=== ENTRIES SHOWN ===

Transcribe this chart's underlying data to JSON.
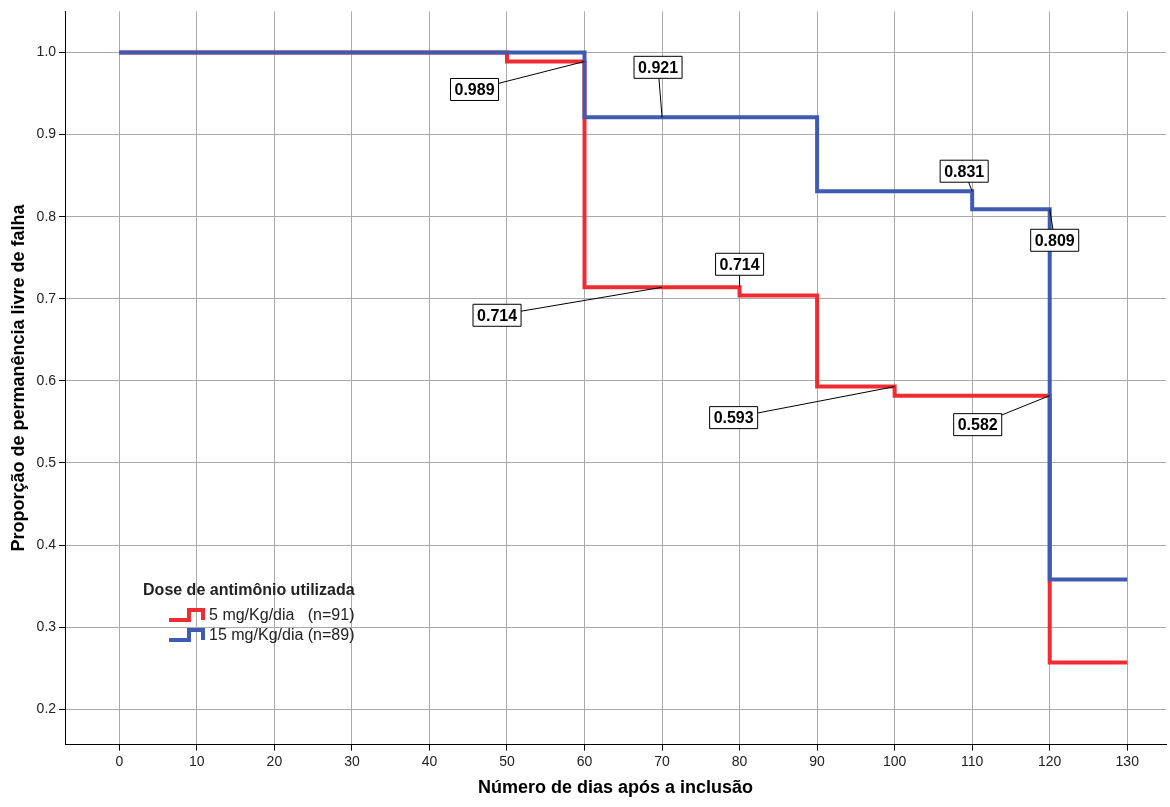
{
  "chart_data": {
    "type": "step",
    "xlabel": "Número de dias após a inclusão",
    "ylabel": "Proporção de permanência livre de falha",
    "legend_title": "Dose de antimônio utilizada",
    "legend": "bottom left",
    "grid": true,
    "xlim": [
      -7,
      135
    ],
    "xticks": [
      0,
      10,
      20,
      30,
      40,
      50,
      60,
      70,
      80,
      90,
      100,
      110,
      120,
      130
    ],
    "ylim": [
      0.157,
      1.05
    ],
    "yticks": [
      {
        "value": 0.2,
        "label": "0.2"
      },
      {
        "value": 0.3,
        "label": "0.3"
      },
      {
        "value": 0.4,
        "label": "0.4"
      },
      {
        "value": 0.5,
        "label": "0.5"
      },
      {
        "value": 0.6,
        "label": "0.6"
      },
      {
        "value": 0.7,
        "label": "0.7"
      },
      {
        "value": 0.8,
        "label": "0.8"
      },
      {
        "value": 0.9,
        "label": "0.9"
      },
      {
        "value": 1,
        "label": "1.0"
      }
    ],
    "series": [
      {
        "name": "5 mg/Kg/dia   (n=91)",
        "color": "#f02c33",
        "x": [
          0,
          50,
          60,
          80,
          90,
          100,
          120,
          130
        ],
        "values": [
          1,
          0.989,
          0.714,
          0.704,
          0.593,
          0.582,
          0.257,
          0.257
        ]
      },
      {
        "name": "15 mg/Kg/dia (n=89)",
        "color": "#3f5bb0",
        "x": [
          0,
          60,
          90,
          110,
          120,
          130
        ],
        "values": [
          1,
          0.921,
          0.831,
          0.809,
          0.358,
          0.358
        ]
      }
    ],
    "annotations": [
      {
        "text": "0.989",
        "x": 60,
        "y": 0.989
      },
      {
        "text": "0.921",
        "x": 70,
        "y": 0.921
      },
      {
        "text": "0.714",
        "x": 80,
        "y": 0.714
      },
      {
        "text": "0.714",
        "x": 70,
        "y": 0.714
      },
      {
        "text": "0.593",
        "x": 100,
        "y": 0.593
      },
      {
        "text": "0.831",
        "x": 110,
        "y": 0.831
      },
      {
        "text": "0.809",
        "x": 120,
        "y": 0.809
      },
      {
        "text": "0.582",
        "x": 120,
        "y": 0.582
      }
    ]
  }
}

===

## GOAL OF THE EXERCISE
Report every line containing the word "text" from the listing above.

## FINISHED EXERCISE
        "text": "0.989",
        "text": "0.921",
        "text": "0.714",
        "text": "0.714",
        "text": "0.593",
        "text": "0.831",
        "text": "0.809",
        "text": "0.582",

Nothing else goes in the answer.